Fragmento del documento =
——
ChatGPT impacta de lleno en nuestros sistemas de comunicación, pero no está diseñado para comprender un texto. Puede sistematizar, ordenar, seleccionar, resumir y emitir información, pero no posee siquiera un marco básico para encarar tareas de comprensión, desconociendo conceptos clave como “significado”, “tiempo”, “espacio”, o “causalidad”.

Sin embargo, que la IA no vaya a superar a las personas en su capacidad cognitiva en un futuro cercano no quiere decir que nuestros trabajos estén a salvo. Detengámonos un minuto a pensar sobre cuántas tareas que hacemos en forma regular en nuestro trabajo implican sistematizar, ordenar, seleccionar, resumir y emitir información.

Son muchas, desde enviar un correo electrónico a una cliente con una lista de precios o armar una base de datos hasta detectar fallas operativas o armar una página web básica. Y aquí radica el problema: participamos en mercados laborales donde se realizan actividades que no implican el uso de muchas de nuestras capacidades cognitivas. Para esas tareas no necesitamos comprender, contextualizar en tiempo y espacio o buscar causalidades.

La brecha entre la capacidad cognitiva de las personas, por un lado, y lo que las personas aportan al mercado laboral, por el otro, tiene larga data. Y no se dio por accidente, sino por diseño.

A lo largo del siglo XX construimos instituciones productivas, laborales y educativas que llevaron a mejoras inéditas en el bienestar, y que en conjunto actuaron como un fuerte mecanismo de igualación de ingresos. Pero las ventajas venían con una trampa: buena parte de los trabajos son relativamente rutinarios y poco desafiantes en términos cognitivos: repetición de tareas manuales específicas, procesamiento de datos e información, seguimiento de secuencias o procesos dentro de la empresa.

El conjunto de habilidades y conocimientos que una persona requería para integrarse al mercado laboral, si bien más sofisticados que los demandados en las épocas de las máquinas de vapor en el siglo XIX, podían ser codificados en una curricula y un conjunto de libros; se consolidaba así la factoría educativa como correlato de la gran factoría productiva.

Estas instituciones o factorías dieron lugar a una nueva generación de trabajadores, que fueron denominados “acomodados” o “prósperos” debido a las palpables mejoras materiales que experimentaron si se compara con los trabajadores manuales del pasado. Pero esas mejoras venían acompañadas de una marcada deshumanización en las tareas laborales.
——
Datos =
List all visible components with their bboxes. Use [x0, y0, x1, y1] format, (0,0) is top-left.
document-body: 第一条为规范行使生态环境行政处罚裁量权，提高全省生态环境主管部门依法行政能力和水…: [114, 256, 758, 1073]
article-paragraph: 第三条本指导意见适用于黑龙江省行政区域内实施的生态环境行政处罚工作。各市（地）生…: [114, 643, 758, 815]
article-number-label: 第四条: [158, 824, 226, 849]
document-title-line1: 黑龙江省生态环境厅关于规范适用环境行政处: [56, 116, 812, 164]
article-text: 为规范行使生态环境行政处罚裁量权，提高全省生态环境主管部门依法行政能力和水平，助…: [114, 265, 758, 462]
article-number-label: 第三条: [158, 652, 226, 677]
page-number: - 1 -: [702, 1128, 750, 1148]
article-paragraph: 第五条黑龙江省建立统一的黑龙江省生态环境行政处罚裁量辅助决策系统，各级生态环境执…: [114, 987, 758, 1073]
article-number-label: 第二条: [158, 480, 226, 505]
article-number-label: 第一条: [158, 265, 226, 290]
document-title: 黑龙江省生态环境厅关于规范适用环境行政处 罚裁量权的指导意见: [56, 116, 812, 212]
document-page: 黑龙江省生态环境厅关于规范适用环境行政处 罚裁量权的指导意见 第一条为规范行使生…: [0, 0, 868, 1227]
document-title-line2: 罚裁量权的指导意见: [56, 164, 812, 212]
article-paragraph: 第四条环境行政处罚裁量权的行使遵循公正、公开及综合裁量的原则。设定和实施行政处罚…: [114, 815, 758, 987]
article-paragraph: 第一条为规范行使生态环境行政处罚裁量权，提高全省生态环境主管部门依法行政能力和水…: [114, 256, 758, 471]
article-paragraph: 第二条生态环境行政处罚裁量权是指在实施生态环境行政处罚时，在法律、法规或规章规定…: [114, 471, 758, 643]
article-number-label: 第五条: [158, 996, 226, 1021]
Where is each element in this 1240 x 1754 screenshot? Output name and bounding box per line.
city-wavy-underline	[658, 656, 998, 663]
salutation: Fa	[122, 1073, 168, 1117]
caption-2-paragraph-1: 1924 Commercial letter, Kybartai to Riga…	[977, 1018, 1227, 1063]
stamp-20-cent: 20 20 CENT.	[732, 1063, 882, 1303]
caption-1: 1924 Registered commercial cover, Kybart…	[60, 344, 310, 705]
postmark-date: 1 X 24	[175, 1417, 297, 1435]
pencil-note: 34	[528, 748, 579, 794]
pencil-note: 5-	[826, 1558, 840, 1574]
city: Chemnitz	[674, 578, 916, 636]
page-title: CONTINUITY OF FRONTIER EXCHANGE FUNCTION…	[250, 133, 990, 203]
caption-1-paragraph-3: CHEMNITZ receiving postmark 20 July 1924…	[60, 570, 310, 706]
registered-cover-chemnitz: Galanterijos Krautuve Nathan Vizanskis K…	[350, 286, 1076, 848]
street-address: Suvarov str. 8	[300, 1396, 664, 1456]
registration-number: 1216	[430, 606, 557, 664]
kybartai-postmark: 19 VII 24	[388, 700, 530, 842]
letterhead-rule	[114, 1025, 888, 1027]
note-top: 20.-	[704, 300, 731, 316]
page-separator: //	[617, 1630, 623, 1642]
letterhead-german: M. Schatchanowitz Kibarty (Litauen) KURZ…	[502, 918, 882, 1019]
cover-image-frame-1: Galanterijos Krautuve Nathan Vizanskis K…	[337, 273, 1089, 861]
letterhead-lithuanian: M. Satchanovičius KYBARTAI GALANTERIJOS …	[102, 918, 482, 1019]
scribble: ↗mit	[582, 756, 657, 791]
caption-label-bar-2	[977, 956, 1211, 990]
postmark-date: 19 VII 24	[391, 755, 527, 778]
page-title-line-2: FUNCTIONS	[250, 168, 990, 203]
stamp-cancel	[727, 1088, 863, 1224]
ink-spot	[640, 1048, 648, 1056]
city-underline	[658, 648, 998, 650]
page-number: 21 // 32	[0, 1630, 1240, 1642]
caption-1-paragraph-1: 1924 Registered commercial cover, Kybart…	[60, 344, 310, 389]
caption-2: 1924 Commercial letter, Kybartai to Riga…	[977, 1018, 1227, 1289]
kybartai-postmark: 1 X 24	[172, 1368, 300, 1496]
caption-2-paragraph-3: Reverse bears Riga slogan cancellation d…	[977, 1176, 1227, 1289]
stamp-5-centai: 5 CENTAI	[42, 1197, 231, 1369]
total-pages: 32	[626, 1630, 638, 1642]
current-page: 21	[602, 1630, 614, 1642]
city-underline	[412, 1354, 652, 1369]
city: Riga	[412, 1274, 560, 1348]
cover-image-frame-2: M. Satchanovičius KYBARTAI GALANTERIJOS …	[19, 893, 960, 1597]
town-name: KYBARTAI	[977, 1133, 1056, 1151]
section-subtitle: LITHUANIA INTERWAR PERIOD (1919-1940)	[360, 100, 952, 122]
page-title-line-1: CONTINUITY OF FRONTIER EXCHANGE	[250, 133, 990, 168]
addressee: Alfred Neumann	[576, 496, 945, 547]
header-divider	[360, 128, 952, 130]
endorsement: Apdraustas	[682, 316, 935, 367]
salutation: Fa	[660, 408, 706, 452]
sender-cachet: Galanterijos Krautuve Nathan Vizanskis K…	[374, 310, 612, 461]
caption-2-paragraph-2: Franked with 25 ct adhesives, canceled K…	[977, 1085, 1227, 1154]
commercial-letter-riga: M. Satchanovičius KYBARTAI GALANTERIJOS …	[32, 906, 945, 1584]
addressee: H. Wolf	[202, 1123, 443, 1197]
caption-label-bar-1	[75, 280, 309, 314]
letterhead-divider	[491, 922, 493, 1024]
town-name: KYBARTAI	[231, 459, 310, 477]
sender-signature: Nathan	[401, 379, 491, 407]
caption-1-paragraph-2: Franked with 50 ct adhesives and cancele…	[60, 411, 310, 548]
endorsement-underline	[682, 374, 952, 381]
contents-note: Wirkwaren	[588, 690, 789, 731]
——
Tareas =
A: Según el fragmento sobre la IA y el trabajo, ¿qué conceptos clave desconoce ChatGPT? Enuméralos todos.
B: Edita el fragmento sobre la IA y el trabajo: reproduce todo lo que va desde "El conjunto de" hasta "las tareas laborales.", cambiando "deshumanización" por "alienación".
C: Prosigue el texto sobre la IA y el trabajo a partir de su última oración.

Respuestas =
A:
- significado
- tiempo
- espacio
- causalidad

B:
El conjunto de habilidades y conocimientos que una persona requería para integrarse al mercado laboral, si bien más sofisticados que los demandados en las épocas de las máquinas de vapor en el siglo XIX, podían ser codificados en una curricula y un conjunto de libros; se consolidaba así la factoría educativa como correlato de la gran factoría productiva.

Estas instituciones o factorías dieron lugar a una nueva generación de trabajadores, que fueron denominados “acomodados” o “prósperos” debido a las palpables mejoras materiales que experimentaron si se compara con los trabajadores manuales del pasado. Pero esas mejoras venían acompañadas de una marcada alienación en las tareas laborales.

C:
Cuando Karel Capek inventó la palabra “robot”, para su obra de teatro R.U.R. de 1921, la pensó en un sentido bien distinto al que la utilizamos hoy. No planteaba máquinas que lograban recrear la capacidad cognitiva de los humanos; en cambio, trataba de mostrar lo deshumanizados que eran los puestos de trabajo en la era de la gran factoría productiva y educativa. Tanto era así que un trabajador podía ser indistinguible de una máquina.

Con el tiempo, muchos trabajos fueron agregando contenido cognitivo asociado a habilidades que representan cuellos de botella para la IA, como la creatividad o el pensamiento abstracto. Sin embargo, en la actualidad apenas un 30% de los trabajos realiza mayormente estas tareas que están “a salvo” de la IA. Y, por supuesto, hay asimetría que debe preocupar adicionalmente: en los países de altos ingresos ese porcentaje sube al 45% y en los países de bajos ingresos baja al 6%.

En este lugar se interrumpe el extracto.